TEXT EXTRACT.
====================

By: Roy Kozupsky & Amelia (“Amy”) Renkert-Thomas
Estate planning for family business owners is big business for many wealth advisors. Fueling this area of work is a combination of factors including the historically large (and at least for now increasing) federal estate tax exemptions. Congressional leaders, in their redundant debate, perennially raise the possibility of changing the estate tax regime. Both sides seem politically persuasive. The left argues that tax revenues are needed and warns that large amounts of wealth being transferred to future generations will create a dynastic social atmosphere that will weaken the entrepreneurial fabric of America’s culture. The right is less strident, but the Red States’ populist electorate and the ongoing need for tax revenues suggest that the estate tax will not be repealed any day soon. This tumultuous political debate about rates and exemptions is wonderful fuel for those ever-present human emotions of opportunity and fear, which seem to be the active ingredients in motivating families to consider transferring their wealth, including the family business, to their descendants.
But unfortunately, this political debate over taxes has turned the process of succession planning inside out. Too many families, especially those families whose wealth is denominated through their family business, see estate planning as primarily an exercise about reducing taxes, rather than planning for the future ownership and leadership of the business.
Helping a family wade through the myriad issues it faces in trying to sustain a business enterprise past even one generation certainly requires good estate tax planning – not adequately preparing for estate taxes can threaten or force the sale of a business. Unfortunately, consumer-driven decisions about which advisory services to purchase in this process lead many business families to fall prey to a far too narrow definition of “estate planning” and an even narrower definition as to which advisors might be in the best position to assist a family in navigating through the succession planning process for its family enterprise.

====================

SOURCE DATA.
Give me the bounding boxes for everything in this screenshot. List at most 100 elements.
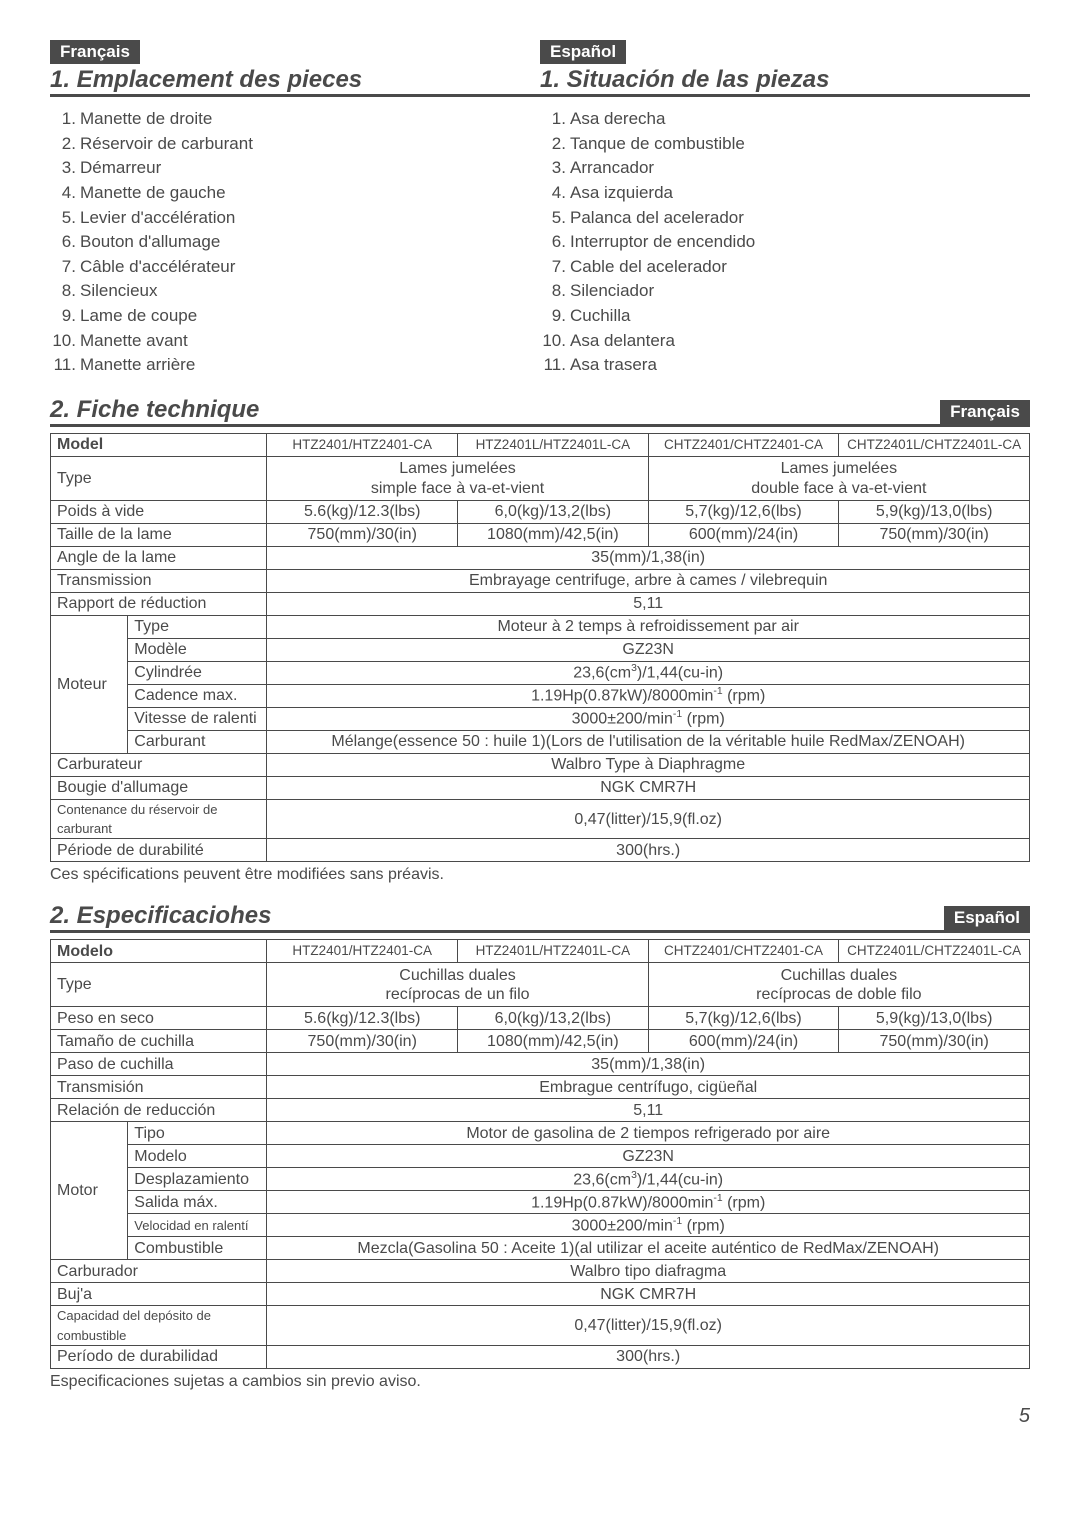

====================

TASK BRIEF. From the estate planning text, rewrite the passage that begins at the words "Helping a family" and stops after "its family enterprise.", changing "succession planning" to "transition planning".

EXPECTED ANSWER.
Helping a family wade through the myriad issues it faces in trying to sustain a business enterprise past even one generation certainly requires good estate tax planning – not adequately preparing for estate taxes can threaten or force the sale of a business. Unfortunately, consumer-driven decisions about which advisory services to purchase in this process lead many business families to fall prey to a far too narrow definition of “estate planning” and an even narrower definition as to which advisors might be in the best position to assist a family in navigating through the transition planning process for its family enterprise.